THE REQUEST: Render the stretch of items from the line containing "Patent image size: (974, 549)." through the line containing "The forward skin 11 is at (380, 140)." as a JSON list of strings. Use one string per line and leave out blank lines.

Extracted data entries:

· · · · · · ·

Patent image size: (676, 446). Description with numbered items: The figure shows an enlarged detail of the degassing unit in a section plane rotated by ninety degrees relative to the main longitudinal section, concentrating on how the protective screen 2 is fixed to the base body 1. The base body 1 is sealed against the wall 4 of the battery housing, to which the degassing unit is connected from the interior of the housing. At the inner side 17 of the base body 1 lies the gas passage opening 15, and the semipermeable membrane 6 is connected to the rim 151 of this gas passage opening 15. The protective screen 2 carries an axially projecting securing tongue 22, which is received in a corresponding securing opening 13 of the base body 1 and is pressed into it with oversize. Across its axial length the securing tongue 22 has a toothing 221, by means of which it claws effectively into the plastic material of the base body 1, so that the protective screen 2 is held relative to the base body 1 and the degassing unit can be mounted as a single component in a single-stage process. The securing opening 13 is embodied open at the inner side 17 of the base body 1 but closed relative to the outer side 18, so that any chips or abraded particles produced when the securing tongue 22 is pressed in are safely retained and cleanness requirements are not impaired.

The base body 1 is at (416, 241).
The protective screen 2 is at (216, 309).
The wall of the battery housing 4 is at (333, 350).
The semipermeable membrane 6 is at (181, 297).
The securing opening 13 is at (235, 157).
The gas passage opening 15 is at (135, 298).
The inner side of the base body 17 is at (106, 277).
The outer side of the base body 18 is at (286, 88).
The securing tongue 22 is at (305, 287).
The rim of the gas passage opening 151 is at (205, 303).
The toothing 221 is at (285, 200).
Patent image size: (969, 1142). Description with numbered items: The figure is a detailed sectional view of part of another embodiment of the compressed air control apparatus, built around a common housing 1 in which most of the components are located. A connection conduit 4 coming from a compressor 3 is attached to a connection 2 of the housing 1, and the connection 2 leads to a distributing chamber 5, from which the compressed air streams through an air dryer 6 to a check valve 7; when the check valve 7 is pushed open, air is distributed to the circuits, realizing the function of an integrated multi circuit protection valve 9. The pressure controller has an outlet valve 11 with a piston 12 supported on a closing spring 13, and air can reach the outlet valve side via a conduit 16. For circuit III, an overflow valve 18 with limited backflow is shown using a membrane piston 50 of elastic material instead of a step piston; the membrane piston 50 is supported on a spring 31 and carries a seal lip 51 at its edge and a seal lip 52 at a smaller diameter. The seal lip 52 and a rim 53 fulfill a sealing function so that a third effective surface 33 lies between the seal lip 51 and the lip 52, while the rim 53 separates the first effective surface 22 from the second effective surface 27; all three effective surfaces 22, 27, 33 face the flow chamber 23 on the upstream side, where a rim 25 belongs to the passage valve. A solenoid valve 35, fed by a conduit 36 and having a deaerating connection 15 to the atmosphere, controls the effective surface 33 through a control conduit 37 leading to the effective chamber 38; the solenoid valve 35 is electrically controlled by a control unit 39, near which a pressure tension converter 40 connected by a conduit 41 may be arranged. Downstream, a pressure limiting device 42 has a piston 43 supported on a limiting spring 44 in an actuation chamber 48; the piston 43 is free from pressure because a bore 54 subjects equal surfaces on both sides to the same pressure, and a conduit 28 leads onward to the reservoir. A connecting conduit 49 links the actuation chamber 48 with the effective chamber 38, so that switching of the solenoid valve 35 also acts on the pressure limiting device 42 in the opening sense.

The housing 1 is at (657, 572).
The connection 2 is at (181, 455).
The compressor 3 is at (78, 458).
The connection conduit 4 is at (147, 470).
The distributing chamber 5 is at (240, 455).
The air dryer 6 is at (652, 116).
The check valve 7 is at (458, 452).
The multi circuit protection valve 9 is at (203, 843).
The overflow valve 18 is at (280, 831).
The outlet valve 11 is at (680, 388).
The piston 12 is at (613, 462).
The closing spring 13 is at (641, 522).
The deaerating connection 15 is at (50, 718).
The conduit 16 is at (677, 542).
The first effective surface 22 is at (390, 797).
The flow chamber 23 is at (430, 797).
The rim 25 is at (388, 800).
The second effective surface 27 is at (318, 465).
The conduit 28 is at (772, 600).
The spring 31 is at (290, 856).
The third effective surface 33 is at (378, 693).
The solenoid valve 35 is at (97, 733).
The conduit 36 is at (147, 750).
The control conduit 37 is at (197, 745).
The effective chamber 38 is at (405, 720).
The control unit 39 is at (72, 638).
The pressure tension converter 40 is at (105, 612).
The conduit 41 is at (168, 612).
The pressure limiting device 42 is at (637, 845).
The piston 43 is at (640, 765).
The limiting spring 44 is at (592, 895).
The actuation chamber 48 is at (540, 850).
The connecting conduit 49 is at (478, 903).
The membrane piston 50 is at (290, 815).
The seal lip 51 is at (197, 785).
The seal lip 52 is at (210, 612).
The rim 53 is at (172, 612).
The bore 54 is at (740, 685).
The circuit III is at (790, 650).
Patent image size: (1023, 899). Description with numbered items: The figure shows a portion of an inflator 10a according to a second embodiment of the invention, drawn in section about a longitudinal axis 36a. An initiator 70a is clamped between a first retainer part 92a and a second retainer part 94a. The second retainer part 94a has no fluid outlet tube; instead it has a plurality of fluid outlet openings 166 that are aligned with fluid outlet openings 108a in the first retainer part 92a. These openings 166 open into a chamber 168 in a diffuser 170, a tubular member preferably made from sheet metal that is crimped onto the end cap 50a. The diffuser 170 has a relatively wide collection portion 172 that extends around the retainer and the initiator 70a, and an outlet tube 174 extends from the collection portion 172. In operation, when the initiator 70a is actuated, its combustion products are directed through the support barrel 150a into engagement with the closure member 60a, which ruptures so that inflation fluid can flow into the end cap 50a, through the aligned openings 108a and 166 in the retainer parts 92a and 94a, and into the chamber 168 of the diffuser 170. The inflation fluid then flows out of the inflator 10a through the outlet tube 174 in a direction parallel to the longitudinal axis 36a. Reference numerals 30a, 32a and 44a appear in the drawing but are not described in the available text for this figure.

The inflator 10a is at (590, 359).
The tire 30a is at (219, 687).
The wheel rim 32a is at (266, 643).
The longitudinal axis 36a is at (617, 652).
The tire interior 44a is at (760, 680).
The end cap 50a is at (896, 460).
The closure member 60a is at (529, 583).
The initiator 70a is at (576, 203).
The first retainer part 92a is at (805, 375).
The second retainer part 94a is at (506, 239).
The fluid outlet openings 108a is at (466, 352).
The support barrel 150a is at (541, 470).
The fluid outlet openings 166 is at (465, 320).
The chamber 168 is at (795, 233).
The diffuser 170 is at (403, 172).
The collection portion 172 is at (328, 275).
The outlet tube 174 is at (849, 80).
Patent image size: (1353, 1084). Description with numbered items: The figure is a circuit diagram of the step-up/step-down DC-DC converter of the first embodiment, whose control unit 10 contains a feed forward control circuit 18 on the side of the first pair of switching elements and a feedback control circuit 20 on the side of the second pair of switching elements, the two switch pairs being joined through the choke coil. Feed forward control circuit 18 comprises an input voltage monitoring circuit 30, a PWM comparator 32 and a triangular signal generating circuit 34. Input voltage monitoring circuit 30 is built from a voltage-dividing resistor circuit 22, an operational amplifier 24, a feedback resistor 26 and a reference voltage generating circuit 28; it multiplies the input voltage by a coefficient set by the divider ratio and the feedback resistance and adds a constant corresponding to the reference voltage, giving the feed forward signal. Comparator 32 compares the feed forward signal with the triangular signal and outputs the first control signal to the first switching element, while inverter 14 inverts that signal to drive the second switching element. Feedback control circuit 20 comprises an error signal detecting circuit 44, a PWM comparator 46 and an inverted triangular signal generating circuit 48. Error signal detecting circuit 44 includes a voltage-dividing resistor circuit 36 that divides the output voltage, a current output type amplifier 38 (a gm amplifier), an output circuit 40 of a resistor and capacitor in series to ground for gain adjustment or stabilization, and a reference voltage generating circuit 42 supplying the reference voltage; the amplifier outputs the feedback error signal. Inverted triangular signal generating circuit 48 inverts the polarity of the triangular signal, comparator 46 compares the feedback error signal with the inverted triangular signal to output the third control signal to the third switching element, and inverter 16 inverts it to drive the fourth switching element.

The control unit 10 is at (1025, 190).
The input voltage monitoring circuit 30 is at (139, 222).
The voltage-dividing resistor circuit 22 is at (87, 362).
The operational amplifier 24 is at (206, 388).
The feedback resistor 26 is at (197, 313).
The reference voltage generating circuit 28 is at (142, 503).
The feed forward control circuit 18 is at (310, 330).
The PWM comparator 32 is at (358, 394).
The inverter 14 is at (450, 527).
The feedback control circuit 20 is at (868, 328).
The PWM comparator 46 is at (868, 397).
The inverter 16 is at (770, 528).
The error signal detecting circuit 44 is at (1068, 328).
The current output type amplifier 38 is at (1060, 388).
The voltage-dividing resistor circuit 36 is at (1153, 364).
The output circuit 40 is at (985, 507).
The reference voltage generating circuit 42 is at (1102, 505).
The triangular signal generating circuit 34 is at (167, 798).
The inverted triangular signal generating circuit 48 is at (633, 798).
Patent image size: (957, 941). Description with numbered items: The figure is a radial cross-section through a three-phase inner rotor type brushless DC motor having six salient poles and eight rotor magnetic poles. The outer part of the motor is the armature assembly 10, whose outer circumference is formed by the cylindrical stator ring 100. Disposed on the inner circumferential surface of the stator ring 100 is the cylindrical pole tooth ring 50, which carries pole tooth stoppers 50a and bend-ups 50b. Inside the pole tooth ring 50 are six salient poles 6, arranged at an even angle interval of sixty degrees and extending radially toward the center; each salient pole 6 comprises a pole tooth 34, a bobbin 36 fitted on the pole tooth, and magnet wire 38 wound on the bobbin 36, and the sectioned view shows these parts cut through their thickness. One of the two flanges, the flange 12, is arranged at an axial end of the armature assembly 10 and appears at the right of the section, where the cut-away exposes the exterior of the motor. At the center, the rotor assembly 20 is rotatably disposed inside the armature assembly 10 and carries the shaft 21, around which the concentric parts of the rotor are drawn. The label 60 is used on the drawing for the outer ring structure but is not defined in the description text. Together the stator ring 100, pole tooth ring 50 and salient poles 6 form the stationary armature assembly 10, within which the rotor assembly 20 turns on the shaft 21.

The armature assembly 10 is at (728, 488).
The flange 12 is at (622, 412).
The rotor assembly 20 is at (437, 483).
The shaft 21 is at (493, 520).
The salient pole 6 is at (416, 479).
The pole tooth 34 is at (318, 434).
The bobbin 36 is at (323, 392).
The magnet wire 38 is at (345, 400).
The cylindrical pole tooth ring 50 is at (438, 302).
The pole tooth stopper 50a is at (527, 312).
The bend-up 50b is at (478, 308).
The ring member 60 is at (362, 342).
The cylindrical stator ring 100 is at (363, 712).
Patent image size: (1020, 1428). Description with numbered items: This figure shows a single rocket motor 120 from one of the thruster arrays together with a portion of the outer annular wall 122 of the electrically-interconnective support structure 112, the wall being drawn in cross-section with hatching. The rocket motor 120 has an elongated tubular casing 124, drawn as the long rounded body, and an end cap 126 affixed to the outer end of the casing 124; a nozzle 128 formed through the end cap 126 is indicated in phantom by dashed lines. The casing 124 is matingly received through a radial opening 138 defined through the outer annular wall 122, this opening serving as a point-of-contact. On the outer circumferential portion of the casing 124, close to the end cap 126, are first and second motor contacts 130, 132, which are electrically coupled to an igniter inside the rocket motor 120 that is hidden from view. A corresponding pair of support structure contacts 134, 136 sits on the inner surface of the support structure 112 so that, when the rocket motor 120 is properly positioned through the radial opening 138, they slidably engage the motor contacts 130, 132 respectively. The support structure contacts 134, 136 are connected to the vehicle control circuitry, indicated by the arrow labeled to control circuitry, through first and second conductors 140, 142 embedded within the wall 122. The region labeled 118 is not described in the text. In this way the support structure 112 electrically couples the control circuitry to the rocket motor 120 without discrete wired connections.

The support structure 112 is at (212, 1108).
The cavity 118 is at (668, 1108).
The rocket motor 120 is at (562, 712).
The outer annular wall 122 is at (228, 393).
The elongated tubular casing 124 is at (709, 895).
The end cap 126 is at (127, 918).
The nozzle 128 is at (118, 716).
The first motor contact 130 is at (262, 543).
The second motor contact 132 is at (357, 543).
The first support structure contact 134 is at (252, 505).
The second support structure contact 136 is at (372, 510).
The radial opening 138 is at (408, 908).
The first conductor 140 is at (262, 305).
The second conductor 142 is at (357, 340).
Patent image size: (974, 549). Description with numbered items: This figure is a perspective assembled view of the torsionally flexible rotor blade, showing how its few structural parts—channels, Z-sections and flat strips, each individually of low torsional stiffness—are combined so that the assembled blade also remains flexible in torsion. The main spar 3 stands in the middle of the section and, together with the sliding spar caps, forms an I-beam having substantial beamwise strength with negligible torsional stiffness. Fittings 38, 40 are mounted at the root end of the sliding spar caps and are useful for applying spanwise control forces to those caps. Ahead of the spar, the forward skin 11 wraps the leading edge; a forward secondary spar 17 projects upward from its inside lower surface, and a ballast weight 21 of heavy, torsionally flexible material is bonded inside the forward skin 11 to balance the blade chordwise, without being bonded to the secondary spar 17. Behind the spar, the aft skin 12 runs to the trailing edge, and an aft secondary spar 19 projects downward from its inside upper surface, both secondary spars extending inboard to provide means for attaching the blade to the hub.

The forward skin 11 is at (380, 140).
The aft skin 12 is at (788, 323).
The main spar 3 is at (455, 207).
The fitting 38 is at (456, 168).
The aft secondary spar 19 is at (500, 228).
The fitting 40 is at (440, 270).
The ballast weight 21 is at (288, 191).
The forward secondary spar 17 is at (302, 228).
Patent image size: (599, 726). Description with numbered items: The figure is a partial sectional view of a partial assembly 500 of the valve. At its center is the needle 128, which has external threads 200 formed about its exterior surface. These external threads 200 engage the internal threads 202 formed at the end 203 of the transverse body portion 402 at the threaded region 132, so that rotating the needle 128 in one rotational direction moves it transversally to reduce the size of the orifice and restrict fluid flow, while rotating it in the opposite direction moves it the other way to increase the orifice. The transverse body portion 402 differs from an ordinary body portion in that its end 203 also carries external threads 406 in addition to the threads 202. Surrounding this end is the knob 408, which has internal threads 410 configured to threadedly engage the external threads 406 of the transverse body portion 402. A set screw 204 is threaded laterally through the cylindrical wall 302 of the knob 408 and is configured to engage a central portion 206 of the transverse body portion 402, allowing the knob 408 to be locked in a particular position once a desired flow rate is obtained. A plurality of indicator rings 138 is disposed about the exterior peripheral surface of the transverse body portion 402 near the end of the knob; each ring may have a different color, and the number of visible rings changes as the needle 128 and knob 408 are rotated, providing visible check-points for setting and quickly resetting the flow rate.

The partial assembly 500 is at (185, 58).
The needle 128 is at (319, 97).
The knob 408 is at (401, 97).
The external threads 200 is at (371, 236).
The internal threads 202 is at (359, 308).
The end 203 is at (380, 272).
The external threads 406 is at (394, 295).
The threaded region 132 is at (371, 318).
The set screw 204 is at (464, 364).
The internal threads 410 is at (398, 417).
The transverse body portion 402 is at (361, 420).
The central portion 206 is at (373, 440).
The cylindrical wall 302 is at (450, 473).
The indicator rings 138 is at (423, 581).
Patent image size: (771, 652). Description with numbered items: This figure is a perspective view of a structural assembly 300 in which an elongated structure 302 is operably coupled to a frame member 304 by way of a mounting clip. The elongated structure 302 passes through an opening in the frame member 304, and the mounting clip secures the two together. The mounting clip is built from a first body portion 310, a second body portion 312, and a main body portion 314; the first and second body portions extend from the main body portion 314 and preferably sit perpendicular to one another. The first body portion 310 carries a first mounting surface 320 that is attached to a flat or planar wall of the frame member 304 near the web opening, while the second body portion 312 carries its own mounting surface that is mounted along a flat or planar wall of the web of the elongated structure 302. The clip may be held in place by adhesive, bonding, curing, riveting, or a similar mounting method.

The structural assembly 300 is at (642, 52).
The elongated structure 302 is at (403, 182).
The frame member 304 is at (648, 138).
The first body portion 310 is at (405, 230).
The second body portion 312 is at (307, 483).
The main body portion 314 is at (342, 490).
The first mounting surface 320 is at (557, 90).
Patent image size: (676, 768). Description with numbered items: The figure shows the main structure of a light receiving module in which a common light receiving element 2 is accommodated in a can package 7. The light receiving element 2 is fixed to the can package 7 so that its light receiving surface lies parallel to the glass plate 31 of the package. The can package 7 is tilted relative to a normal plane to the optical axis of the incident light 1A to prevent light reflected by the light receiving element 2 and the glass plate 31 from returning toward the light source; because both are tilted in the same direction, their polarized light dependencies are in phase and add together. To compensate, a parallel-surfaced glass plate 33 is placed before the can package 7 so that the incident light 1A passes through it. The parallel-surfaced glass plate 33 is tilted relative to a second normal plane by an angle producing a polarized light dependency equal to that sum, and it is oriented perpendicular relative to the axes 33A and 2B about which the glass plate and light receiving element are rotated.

· · · · · · ·

THE ANSWER:
[
  "Patent image size: (974, 549). Description with numbered items: This figure is a perspective assembled view of the torsionally flexible rotor blade, showing how its few structural parts—channels, Z-sections and flat strips, each individually of low torsional stiffness—are combined so that the assembled blade also remains flexible in torsion. The main spar 3 stands in the middle of the section and, together with the sliding spar caps, forms an I-beam having substantial beamwise strength with negligible torsional stiffness. Fittings 38, 40 are mounted at the root end of the sliding spar caps and are useful for applying spanwise control forces to those caps. Ahead of the spar, the forward skin 11 wraps the leading edge; a forward secondary spar 17 projects upward from its inside lower surface, and a ballast weight 21 of heavy, torsionally flexible material is bonded inside the forward skin 11 to balance the blade chordwise, without being bonded to the secondary spar 17. Behind the spar, the aft skin 12 runs to the trailing edge, and an aft secondary spar 19 projects downward from its inside upper surface, both secondary spars extending inboard to provide means for attaching the blade to the hub.",
  "The forward skin 11 is at (380, 140)."
]